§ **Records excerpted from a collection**

##########

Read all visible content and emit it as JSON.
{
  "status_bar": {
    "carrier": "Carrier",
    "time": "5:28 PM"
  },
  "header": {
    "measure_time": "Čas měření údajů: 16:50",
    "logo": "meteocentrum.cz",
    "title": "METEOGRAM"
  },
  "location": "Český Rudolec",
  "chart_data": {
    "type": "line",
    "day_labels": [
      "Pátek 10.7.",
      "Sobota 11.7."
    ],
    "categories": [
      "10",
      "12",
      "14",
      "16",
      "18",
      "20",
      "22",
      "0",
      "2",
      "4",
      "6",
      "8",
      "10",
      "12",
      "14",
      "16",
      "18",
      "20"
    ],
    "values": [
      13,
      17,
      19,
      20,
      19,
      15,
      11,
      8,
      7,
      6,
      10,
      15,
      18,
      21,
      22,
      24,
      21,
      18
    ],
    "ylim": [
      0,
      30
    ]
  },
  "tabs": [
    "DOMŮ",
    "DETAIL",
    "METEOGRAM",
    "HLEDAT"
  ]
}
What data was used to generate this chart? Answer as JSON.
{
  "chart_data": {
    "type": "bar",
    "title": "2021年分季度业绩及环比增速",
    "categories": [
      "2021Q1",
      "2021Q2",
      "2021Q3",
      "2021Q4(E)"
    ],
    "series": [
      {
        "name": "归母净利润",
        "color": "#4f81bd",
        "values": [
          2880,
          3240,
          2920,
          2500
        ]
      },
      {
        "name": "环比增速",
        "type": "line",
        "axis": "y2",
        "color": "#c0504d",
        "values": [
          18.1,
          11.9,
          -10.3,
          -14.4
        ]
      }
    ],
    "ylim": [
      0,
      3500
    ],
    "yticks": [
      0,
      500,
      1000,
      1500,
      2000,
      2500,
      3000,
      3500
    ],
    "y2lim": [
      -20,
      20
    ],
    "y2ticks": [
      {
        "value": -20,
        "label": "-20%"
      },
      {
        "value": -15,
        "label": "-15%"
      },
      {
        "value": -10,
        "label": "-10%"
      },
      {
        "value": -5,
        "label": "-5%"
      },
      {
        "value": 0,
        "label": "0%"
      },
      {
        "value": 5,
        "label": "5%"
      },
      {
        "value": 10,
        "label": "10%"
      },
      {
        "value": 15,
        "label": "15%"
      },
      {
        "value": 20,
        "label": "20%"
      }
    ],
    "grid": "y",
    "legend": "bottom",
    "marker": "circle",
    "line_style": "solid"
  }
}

##########

§ **OBJECTIVE**
Please reproduce the entire listing, exactly as shown.

§ **SOLUTION TO THE EXERCISE**
Read all visible content and emit it as JSON.
{
  "status_bar": {
    "carrier": "Carrier",
    "time": "5:28 PM"
  },
  "header": {
    "measure_time": "Čas měření údajů: 16:50",
    "logo": "meteocentrum.cz",
    "title": "METEOGRAM"
  },
  "location": "Český Rudolec",
  "chart_data": {
    "type": "line",
    "day_labels": [
      "Pátek 10.7.",
      "Sobota 11.7."
    ],
    "categories": [
      "10",
      "12",
      "14",
      "16",
      "18",
      "20",
      "22",
      "0",
      "2",
      "4",
      "6",
      "8",
      "10",
      "12",
      "14",
      "16",
      "18",
      "20"
    ],
    "values": [
      13,
      17,
      19,
      20,
      19,
      15,
      11,
      8,
      7,
      6,
      10,
      15,
      18,
      21,
      22,
      24,
      21,
      18
    ],
    "ylim": [
      0,
      30
    ]
  },
  "tabs": [
    "DOMŮ",
    "DETAIL",
    "METEOGRAM",
    "HLEDAT"
  ]
}
What data was used to generate this chart? Answer as JSON.
{
  "chart_data": {
    "type": "bar",
    "title": "2021年分季度业绩及环比增速",
    "categories": [
      "2021Q1",
      "2021Q2",
      "2021Q3",
      "2021Q4(E)"
    ],
    "series": [
      {
        "name": "归母净利润",
        "color": "#4f81bd",
        "values": [
          2880,
          3240,
          2920,
          2500
        ]
      },
      {
        "name": "环比增速",
        "type": "line",
        "axis": "y2",
        "color": "#c0504d",
        "values": [
          18.1,
          11.9,
          -10.3,
          -14.4
        ]
      }
    ],
    "ylim": [
      0,
      3500
    ],
    "yticks": [
      0,
      500,
      1000,
      1500,
      2000,
      2500,
      3000,
      3500
    ],
    "y2lim": [
      -20,
      20
    ],
    "y2ticks": [
      {
        "value": -20,
        "label": "-20%"
      },
      {
        "value": -15,
        "label": "-15%"
      },
      {
        "value": -10,
        "label": "-10%"
      },
      {
        "value": -5,
        "label": "-5%"
      },
      {
        "value": 0,
        "label": "0%"
      },
      {
        "value": 5,
        "label": "5%"
      },
      {
        "value": 10,
        "label": "10%"
      },
      {
        "value": 15,
        "label": "15%"
      },
      {
        "value": 20,
        "label": "20%"
      }
    ],
    "grid": "y",
    "legend": "bottom",
    "marker": "circle",
    "line_style": "solid"
  }
}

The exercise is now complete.